■ Short exercise
Repeat every record below exactly, leaving out the pictures.
## BEGIN
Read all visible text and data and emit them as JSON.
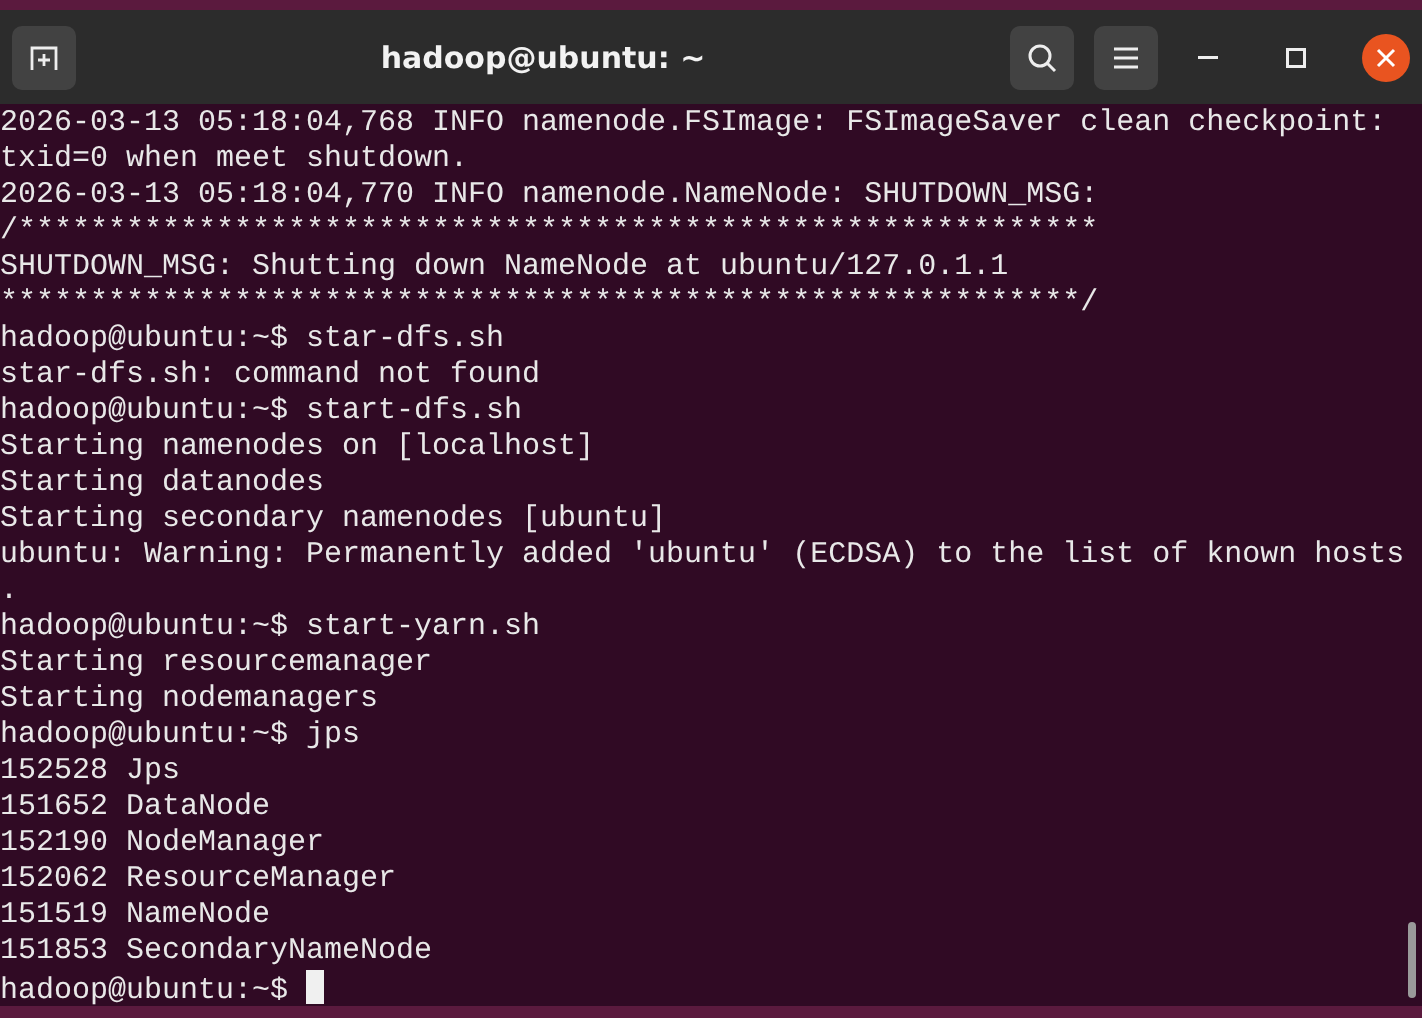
{
  "window": {
    "title": "hadoop@ubuntu: ~"
  },
  "terminal": {
    "lines": [
      "2026-03-13 05:18:04,768 INFO namenode.FSImage: FSImageSaver clean checkpoint:",
      "txid=0 when meet shutdown.",
      "2026-03-13 05:18:04,770 INFO namenode.NameNode: SHUTDOWN_MSG:",
      "/************************************************************",
      "SHUTDOWN_MSG: Shutting down NameNode at ubuntu/127.0.1.1",
      "************************************************************/",
      "hadoop@ubuntu:~$ star-dfs.sh",
      "star-dfs.sh: command not found",
      "hadoop@ubuntu:~$ start-dfs.sh",
      "Starting namenodes on [localhost]",
      "Starting datanodes",
      "Starting secondary namenodes [ubuntu]",
      "ubuntu: Warning: Permanently added 'ubuntu' (ECDSA) to the list of known hosts",
      ".",
      "hadoop@ubuntu:~$ start-yarn.sh",
      "Starting resourcemanager",
      "Starting nodemanagers",
      "hadoop@ubuntu:~$ jps",
      "152528 Jps",
      "151652 DataNode",
      "152190 NodeManager",
      "152062 ResourceManager",
      "151519 NameNode",
      "151853 SecondaryNameNode",
      "hadoop@ubuntu:~$ "
    ],
    "cursor": true
  }
}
## END
■ Exercise solution
Read all visible text and data and emit them as JSON.
{
  "window": {
    "title": "hadoop@ubuntu: ~"
  },
  "terminal": {
    "lines": [
      "2026-03-13 05:18:04,768 INFO namenode.FSImage: FSImageSaver clean checkpoint:",
      "txid=0 when meet shutdown.",
      "2026-03-13 05:18:04,770 INFO namenode.NameNode: SHUTDOWN_MSG:",
      "/************************************************************",
      "SHUTDOWN_MSG: Shutting down NameNode at ubuntu/127.0.1.1",
      "************************************************************/",
      "hadoop@ubuntu:~$ star-dfs.sh",
      "star-dfs.sh: command not found",
      "hadoop@ubuntu:~$ start-dfs.sh",
      "Starting namenodes on [localhost]",
      "Starting datanodes",
      "Starting secondary namenodes [ubuntu]",
      "ubuntu: Warning: Permanently added 'ubuntu' (ECDSA) to the list of known hosts",
      ".",
      "hadoop@ubuntu:~$ start-yarn.sh",
      "Starting resourcemanager",
      "Starting nodemanagers",
      "hadoop@ubuntu:~$ jps",
      "152528 Jps",
      "151652 DataNode",
      "152190 NodeManager",
      "152062 ResourceManager",
      "151519 NameNode",
      "151853 SecondaryNameNode",
      "hadoop@ubuntu:~$ "
    ],
    "cursor": true
  }
}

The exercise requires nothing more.